» Stated goal:
Exactly as given, repeat all of the entries.
>> START Exercise input
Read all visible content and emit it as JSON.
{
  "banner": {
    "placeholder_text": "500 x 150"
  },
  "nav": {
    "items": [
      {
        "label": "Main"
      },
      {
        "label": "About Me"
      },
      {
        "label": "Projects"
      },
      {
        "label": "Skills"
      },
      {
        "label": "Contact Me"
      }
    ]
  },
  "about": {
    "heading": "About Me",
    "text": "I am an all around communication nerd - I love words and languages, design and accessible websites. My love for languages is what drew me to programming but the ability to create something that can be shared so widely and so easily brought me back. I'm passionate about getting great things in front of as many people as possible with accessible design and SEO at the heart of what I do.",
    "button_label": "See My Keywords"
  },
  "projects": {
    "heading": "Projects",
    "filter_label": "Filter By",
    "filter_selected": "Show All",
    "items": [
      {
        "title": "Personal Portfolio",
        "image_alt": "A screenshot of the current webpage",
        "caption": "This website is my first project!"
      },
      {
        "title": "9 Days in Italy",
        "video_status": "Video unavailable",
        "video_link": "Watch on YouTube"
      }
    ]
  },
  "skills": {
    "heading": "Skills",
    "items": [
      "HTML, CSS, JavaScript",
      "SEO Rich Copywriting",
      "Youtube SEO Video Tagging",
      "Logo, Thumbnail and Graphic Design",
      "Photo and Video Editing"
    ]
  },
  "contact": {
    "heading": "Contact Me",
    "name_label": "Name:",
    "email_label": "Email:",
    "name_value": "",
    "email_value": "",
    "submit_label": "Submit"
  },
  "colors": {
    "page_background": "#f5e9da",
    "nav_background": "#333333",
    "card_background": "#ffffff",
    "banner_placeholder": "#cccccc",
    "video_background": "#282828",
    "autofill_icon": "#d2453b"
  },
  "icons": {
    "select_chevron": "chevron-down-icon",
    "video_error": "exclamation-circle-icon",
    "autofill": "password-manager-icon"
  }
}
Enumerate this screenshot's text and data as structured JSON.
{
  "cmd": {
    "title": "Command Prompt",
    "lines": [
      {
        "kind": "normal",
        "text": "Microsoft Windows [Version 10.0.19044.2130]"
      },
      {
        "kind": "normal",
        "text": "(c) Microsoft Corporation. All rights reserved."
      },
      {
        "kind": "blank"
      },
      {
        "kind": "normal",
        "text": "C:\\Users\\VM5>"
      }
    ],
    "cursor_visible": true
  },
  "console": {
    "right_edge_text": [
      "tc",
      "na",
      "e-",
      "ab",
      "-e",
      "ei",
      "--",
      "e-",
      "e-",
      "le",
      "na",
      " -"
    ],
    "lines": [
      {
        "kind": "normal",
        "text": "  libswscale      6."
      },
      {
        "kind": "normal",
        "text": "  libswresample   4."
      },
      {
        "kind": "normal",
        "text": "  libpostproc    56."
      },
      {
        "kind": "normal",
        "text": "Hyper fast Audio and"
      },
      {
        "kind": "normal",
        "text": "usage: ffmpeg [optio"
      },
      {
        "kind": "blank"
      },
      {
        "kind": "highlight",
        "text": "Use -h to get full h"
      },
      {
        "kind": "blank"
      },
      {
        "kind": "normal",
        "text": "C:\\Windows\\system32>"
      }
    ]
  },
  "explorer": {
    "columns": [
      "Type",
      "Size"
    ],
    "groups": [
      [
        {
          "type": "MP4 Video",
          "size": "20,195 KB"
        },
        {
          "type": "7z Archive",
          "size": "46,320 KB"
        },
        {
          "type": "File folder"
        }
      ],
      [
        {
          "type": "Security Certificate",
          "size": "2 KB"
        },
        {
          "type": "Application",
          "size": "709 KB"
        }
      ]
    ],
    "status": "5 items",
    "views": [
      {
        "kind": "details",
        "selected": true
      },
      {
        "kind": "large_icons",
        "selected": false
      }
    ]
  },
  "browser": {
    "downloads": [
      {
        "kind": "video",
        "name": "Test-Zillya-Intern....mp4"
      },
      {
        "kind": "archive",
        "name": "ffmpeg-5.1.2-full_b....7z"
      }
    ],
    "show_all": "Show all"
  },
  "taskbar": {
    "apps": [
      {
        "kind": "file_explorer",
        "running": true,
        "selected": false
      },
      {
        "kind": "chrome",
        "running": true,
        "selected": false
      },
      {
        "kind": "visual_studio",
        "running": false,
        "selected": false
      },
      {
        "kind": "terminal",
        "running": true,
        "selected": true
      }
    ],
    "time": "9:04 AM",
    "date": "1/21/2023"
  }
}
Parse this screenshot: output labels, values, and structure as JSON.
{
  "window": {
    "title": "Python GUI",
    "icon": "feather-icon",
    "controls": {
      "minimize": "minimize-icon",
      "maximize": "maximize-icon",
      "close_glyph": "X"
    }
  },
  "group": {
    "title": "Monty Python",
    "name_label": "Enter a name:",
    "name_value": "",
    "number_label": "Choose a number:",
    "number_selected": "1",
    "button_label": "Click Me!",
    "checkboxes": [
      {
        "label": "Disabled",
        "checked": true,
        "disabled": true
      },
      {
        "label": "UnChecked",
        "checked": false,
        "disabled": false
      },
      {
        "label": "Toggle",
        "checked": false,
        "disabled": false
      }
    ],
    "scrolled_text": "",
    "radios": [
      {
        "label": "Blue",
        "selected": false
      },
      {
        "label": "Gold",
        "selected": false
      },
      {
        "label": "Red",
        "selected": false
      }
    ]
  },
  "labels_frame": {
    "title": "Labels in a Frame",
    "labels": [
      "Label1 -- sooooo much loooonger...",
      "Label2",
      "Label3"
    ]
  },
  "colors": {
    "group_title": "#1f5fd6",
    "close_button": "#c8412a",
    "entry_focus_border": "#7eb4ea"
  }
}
>> END Exercise input
» Response to this task:
Read all visible content and emit it as JSON.
{
  "banner": {
    "placeholder_text": "500 x 150"
  },
  "nav": {
    "items": [
      {
        "label": "Main"
      },
      {
        "label": "About Me"
      },
      {
        "label": "Projects"
      },
      {
        "label": "Skills"
      },
      {
        "label": "Contact Me"
      }
    ]
  },
  "about": {
    "heading": "About Me",
    "text": "I am an all around communication nerd - I love words and languages, design and accessible websites. My love for languages is what drew me to programming but the ability to create something that can be shared so widely and so easily brought me back. I'm passionate about getting great things in front of as many people as possible with accessible design and SEO at the heart of what I do.",
    "button_label": "See My Keywords"
  },
  "projects": {
    "heading": "Projects",
    "filter_label": "Filter By",
    "filter_selected": "Show All",
    "items": [
      {
        "title": "Personal Portfolio",
        "image_alt": "A screenshot of the current webpage",
        "caption": "This website is my first project!"
      },
      {
        "title": "9 Days in Italy",
        "video_status": "Video unavailable",
        "video_link": "Watch on YouTube"
      }
    ]
  },
  "skills": {
    "heading": "Skills",
    "items": [
      "HTML, CSS, JavaScript",
      "SEO Rich Copywriting",
      "Youtube SEO Video Tagging",
      "Logo, Thumbnail and Graphic Design",
      "Photo and Video Editing"
    ]
  },
  "contact": {
    "heading": "Contact Me",
    "name_label": "Name:",
    "email_label": "Email:",
    "name_value": "",
    "email_value": "",
    "submit_label": "Submit"
  },
  "colors": {
    "page_background": "#f5e9da",
    "nav_background": "#333333",
    "card_background": "#ffffff",
    "banner_placeholder": "#cccccc",
    "video_background": "#282828",
    "autofill_icon": "#d2453b"
  },
  "icons": {
    "select_chevron": "chevron-down-icon",
    "video_error": "exclamation-circle-icon",
    "autofill": "password-manager-icon"
  }
}
Enumerate this screenshot's text and data as structured JSON.
{
  "cmd": {
    "title": "Command Prompt",
    "lines": [
      {
        "kind": "normal",
        "text": "Microsoft Windows [Version 10.0.19044.2130]"
      },
      {
        "kind": "normal",
        "text": "(c) Microsoft Corporation. All rights reserved."
      },
      {
        "kind": "blank"
      },
      {
        "kind": "normal",
        "text": "C:\\Users\\VM5>"
      }
    ],
    "cursor_visible": true
  },
  "console": {
    "right_edge_text": [
      "tc",
      "na",
      "e-",
      "ab",
      "-e",
      "ei",
      "--",
      "e-",
      "e-",
      "le",
      "na",
      " -"
    ],
    "lines": [
      {
        "kind": "normal",
        "text": "  libswscale      6."
      },
      {
        "kind": "normal",
        "text": "  libswresample   4."
      },
      {
        "kind": "normal",
        "text": "  libpostproc    56."
      },
      {
        "kind": "normal",
        "text": "Hyper fast Audio and"
      },
      {
        "kind": "normal",
        "text": "usage: ffmpeg [optio"
      },
      {
        "kind": "blank"
      },
      {
        "kind": "highlight",
        "text": "Use -h to get full h"
      },
      {
        "kind": "blank"
      },
      {
        "kind": "normal",
        "text": "C:\\Windows\\system32>"
      }
    ]
  },
  "explorer": {
    "columns": [
      "Type",
      "Size"
    ],
    "groups": [
      [
        {
          "type": "MP4 Video",
          "size": "20,195 KB"
        },
        {
          "type": "7z Archive",
          "size": "46,320 KB"
        },
        {
          "type": "File folder"
        }
      ],
      [
        {
          "type": "Security Certificate",
          "size": "2 KB"
        },
        {
          "type": "Application",
          "size": "709 KB"
        }
      ]
    ],
    "status": "5 items",
    "views": [
      {
        "kind": "details",
        "selected": true
      },
      {
        "kind": "large_icons",
        "selected": false
      }
    ]
  },
  "browser": {
    "downloads": [
      {
        "kind": "video",
        "name": "Test-Zillya-Intern....mp4"
      },
      {
        "kind": "archive",
        "name": "ffmpeg-5.1.2-full_b....7z"
      }
    ],
    "show_all": "Show all"
  },
  "taskbar": {
    "apps": [
      {
        "kind": "file_explorer",
        "running": true,
        "selected": false
      },
      {
        "kind": "chrome",
        "running": true,
        "selected": false
      },
      {
        "kind": "visual_studio",
        "running": false,
        "selected": false
      },
      {
        "kind": "terminal",
        "running": true,
        "selected": true
      }
    ],
    "time": "9:04 AM",
    "date": "1/21/2023"
  }
}
Parse this screenshot: output labels, values, and structure as JSON.
{
  "window": {
    "title": "Python GUI",
    "icon": "feather-icon",
    "controls": {
      "minimize": "minimize-icon",
      "maximize": "maximize-icon",
      "close_glyph": "X"
    }
  },
  "group": {
    "title": "Monty Python",
    "name_label": "Enter a name:",
    "name_value": "",
    "number_label": "Choose a number:",
    "number_selected": "1",
    "button_label": "Click Me!",
    "checkboxes": [
      {
        "label": "Disabled",
        "checked": true,
        "disabled": true
      },
      {
        "label": "UnChecked",
        "checked": false,
        "disabled": false
      },
      {
        "label": "Toggle",
        "checked": false,
        "disabled": false
      }
    ],
    "scrolled_text": "",
    "radios": [
      {
        "label": "Blue",
        "selected": false
      },
      {
        "label": "Gold",
        "selected": false
      },
      {
        "label": "Red",
        "selected": false
      }
    ]
  },
  "labels_frame": {
    "title": "Labels in a Frame",
    "labels": [
      "Label1 -- sooooo much loooonger...",
      "Label2",
      "Label3"
    ]
  },
  "colors": {
    "group_title": "#1f5fd6",
    "close_button": "#c8412a",
    "entry_focus_border": "#7eb4ea"
  }
}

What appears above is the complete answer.